_GOAL OF THE EXERCISE:_
Count the lines below that include the word "görüşüyor" and write that number alone.

_RECORD LIST:_
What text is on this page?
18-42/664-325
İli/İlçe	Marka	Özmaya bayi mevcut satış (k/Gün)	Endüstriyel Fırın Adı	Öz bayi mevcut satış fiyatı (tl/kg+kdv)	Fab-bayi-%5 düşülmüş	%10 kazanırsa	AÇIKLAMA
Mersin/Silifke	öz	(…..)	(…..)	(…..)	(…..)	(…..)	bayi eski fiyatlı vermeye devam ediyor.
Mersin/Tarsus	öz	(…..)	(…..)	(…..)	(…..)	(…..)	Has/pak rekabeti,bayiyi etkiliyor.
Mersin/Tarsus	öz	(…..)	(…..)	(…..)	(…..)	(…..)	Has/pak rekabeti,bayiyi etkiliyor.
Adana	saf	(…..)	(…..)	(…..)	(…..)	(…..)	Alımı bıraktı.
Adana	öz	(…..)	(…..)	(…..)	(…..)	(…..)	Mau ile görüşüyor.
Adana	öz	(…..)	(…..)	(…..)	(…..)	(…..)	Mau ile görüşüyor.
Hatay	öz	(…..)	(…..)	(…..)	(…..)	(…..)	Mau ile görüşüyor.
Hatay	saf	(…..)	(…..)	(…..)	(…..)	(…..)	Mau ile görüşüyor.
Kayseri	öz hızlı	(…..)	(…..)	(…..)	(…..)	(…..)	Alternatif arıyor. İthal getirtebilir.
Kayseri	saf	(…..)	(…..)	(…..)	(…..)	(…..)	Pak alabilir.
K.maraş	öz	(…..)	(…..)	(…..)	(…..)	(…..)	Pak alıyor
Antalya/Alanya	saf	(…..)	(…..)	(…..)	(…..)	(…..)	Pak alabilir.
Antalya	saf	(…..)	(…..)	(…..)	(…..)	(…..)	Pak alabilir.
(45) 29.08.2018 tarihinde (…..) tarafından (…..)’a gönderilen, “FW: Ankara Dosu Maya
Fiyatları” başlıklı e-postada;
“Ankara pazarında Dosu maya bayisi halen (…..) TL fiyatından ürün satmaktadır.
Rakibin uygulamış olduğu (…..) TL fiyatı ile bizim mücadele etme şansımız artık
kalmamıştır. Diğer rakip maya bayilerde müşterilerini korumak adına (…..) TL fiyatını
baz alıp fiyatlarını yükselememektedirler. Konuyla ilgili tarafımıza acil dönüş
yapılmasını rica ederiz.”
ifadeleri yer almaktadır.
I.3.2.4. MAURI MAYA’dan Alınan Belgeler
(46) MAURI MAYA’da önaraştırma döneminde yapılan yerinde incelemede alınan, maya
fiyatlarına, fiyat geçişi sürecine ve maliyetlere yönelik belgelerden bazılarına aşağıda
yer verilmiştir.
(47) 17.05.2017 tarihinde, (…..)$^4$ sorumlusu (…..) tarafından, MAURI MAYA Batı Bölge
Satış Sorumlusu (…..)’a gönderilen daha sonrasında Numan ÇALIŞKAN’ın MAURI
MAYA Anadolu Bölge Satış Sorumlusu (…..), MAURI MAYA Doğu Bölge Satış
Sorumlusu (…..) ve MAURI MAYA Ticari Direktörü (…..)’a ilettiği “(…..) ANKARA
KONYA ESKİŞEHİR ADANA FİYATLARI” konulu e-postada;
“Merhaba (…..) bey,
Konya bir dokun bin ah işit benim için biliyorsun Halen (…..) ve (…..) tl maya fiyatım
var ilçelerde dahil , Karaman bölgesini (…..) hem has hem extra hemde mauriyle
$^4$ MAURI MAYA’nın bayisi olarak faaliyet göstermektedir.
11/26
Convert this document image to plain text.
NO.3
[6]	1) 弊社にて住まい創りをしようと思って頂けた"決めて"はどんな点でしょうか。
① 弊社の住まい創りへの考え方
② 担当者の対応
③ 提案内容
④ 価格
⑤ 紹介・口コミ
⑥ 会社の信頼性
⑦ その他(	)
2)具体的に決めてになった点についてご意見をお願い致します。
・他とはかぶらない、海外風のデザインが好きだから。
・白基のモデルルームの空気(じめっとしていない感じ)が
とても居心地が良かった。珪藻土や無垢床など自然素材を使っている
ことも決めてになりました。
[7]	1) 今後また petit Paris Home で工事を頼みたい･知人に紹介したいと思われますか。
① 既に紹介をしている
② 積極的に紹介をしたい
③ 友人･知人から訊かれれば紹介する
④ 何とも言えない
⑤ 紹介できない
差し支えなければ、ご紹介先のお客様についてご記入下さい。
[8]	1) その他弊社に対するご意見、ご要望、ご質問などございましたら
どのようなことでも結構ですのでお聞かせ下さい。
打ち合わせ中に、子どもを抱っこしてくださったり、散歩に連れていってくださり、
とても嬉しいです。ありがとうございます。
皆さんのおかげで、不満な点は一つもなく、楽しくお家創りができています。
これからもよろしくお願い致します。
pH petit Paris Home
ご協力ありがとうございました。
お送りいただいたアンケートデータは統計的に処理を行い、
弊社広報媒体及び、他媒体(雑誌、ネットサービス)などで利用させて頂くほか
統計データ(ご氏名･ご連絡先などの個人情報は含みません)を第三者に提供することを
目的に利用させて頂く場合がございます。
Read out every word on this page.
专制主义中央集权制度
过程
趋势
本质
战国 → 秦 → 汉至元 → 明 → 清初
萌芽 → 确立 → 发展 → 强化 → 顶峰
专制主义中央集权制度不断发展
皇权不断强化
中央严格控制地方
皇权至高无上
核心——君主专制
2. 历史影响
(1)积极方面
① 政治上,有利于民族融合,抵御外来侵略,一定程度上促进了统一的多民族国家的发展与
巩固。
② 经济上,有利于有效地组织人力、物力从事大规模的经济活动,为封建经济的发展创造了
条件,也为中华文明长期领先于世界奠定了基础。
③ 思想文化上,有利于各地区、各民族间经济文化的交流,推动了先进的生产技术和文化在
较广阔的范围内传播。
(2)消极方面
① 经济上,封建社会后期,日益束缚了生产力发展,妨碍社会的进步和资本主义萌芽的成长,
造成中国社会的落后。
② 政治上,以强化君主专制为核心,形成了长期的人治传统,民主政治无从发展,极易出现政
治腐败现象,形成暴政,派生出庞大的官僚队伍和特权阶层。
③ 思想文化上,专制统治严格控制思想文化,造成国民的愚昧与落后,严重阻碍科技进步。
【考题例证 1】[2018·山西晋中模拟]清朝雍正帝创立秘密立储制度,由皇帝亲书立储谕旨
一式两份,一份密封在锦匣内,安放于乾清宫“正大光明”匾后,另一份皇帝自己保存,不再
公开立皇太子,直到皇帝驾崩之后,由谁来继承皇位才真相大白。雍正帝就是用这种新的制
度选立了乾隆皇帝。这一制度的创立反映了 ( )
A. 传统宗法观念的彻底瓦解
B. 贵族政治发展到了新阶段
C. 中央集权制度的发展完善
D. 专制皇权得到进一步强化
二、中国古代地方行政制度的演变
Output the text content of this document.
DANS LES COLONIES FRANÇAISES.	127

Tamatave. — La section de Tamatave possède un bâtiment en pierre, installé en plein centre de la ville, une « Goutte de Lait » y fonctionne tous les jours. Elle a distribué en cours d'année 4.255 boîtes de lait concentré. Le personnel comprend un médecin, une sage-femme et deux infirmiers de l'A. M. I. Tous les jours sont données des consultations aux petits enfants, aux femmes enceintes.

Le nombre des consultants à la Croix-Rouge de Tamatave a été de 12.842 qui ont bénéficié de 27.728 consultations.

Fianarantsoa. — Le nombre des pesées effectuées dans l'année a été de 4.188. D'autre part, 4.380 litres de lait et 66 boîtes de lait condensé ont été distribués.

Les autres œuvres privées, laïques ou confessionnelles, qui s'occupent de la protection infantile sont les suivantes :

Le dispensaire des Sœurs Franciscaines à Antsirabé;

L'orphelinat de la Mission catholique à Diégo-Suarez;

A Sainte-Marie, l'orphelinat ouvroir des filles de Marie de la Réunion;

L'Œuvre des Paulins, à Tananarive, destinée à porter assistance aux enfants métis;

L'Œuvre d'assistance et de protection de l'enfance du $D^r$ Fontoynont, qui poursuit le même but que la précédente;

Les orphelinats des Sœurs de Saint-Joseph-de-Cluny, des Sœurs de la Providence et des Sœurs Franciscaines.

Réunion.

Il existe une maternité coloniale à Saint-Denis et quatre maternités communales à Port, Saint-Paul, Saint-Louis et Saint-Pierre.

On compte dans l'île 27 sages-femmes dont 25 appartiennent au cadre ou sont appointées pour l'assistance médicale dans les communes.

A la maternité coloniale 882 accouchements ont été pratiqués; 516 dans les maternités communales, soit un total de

_SOLUTION TO THIS PROBLEM:_
4